■ EXERCISE ■
Would you write out the listing verbatim and skip every picture in it?

(Records excerpted from a collection)
===============

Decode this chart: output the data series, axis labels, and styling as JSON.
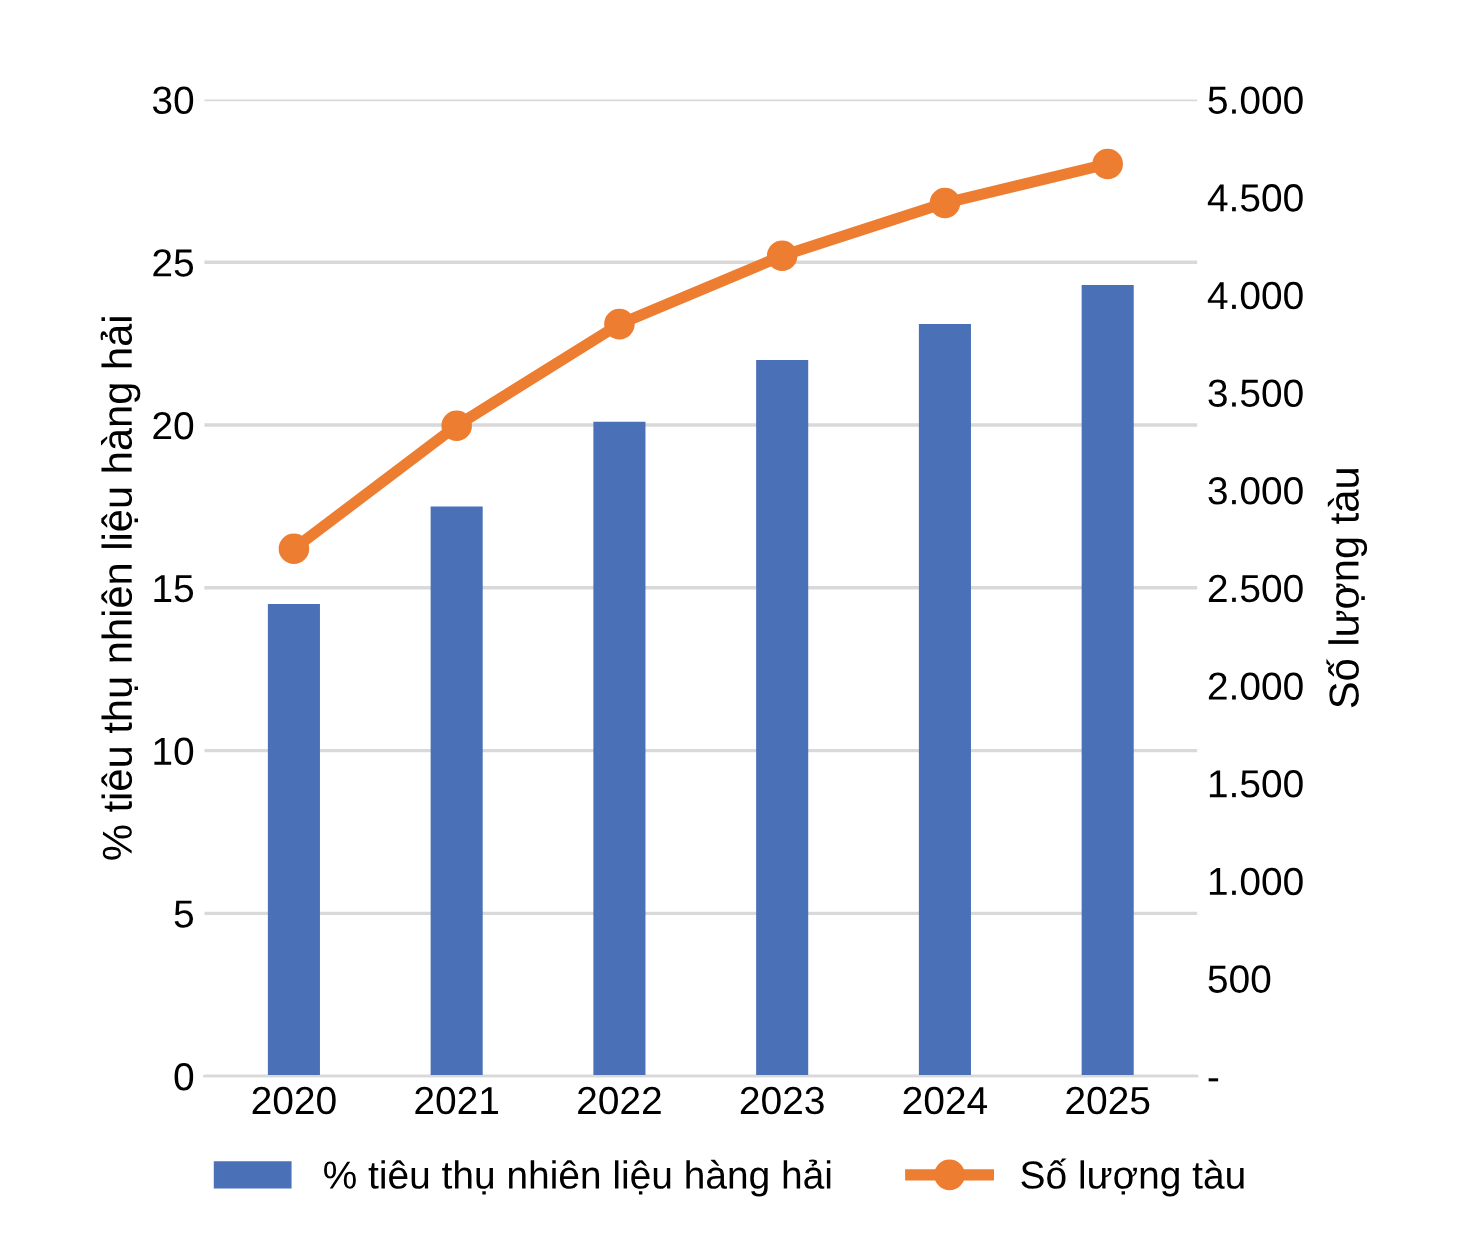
{
  "chart_data": {
    "type": "bar",
    "categories": [
      "2020",
      "2021",
      "2022",
      "2023",
      "2024",
      "2025"
    ],
    "ylabel": "% tiêu thụ nhiên liệu hàng hải",
    "y2label": "Số lượng tàu",
    "series": [
      {
        "name": "% tiêu thụ nhiên liệu hàng hải",
        "color": "#4a70b7",
        "values": [
          14.5,
          17.5,
          20.1,
          22.0,
          23.1,
          24.3
        ]
      },
      {
        "name": "Số lượng tàu",
        "type": "line",
        "axis": "y2",
        "color": "#ed7d31",
        "marker": "circle",
        "values": [
          2700,
          3330,
          3850,
          4200,
          4470,
          4670
        ]
      }
    ],
    "ylim": [
      0,
      30
    ],
    "yticks": [
      0,
      5,
      10,
      15,
      20,
      25,
      30
    ],
    "y2lim": [
      0,
      5000
    ],
    "y2ticks": [
      {
        "value": 0,
        "label": "-"
      },
      {
        "value": 500,
        "label": "500"
      },
      {
        "value": 1000,
        "label": "1.000"
      },
      {
        "value": 1500,
        "label": "1.500"
      },
      {
        "value": 2000,
        "label": "2.000"
      },
      {
        "value": 2500,
        "label": "2.500"
      },
      {
        "value": 3000,
        "label": "3.000"
      },
      {
        "value": 3500,
        "label": "3.500"
      },
      {
        "value": 4000,
        "label": "4.000"
      },
      {
        "value": 4500,
        "label": "4.500"
      },
      {
        "value": 5000,
        "label": "5.000"
      }
    ],
    "grid": "y",
    "legend": "bottom"
  }
}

===============

■ RESULT ■
Decode this chart: output the data series, axis labels, and styling as JSON.
{
  "chart_data": {
    "type": "bar",
    "categories": [
      "2020",
      "2021",
      "2022",
      "2023",
      "2024",
      "2025"
    ],
    "ylabel": "% tiêu thụ nhiên liệu hàng hải",
    "y2label": "Số lượng tàu",
    "series": [
      {
        "name": "% tiêu thụ nhiên liệu hàng hải",
        "color": "#4a70b7",
        "values": [
          14.5,
          17.5,
          20.1,
          22.0,
          23.1,
          24.3
        ]
      },
      {
        "name": "Số lượng tàu",
        "type": "line",
        "axis": "y2",
        "color": "#ed7d31",
        "marker": "circle",
        "values": [
          2700,
          3330,
          3850,
          4200,
          4470,
          4670
        ]
      }
    ],
    "ylim": [
      0,
      30
    ],
    "yticks": [
      0,
      5,
      10,
      15,
      20,
      25,
      30
    ],
    "y2lim": [
      0,
      5000
    ],
    "y2ticks": [
      {
        "value": 0,
        "label": "-"
      },
      {
        "value": 500,
        "label": "500"
      },
      {
        "value": 1000,
        "label": "1.000"
      },
      {
        "value": 1500,
        "label": "1.500"
      },
      {
        "value": 2000,
        "label": "2.000"
      },
      {
        "value": 2500,
        "label": "2.500"
      },
      {
        "value": 3000,
        "label": "3.000"
      },
      {
        "value": 3500,
        "label": "3.500"
      },
      {
        "value": 4000,
        "label": "4.000"
      },
      {
        "value": 4500,
        "label": "4.500"
      },
      {
        "value": 5000,
        "label": "5.000"
      }
    ],
    "grid": "y",
    "legend": "bottom"
  }
}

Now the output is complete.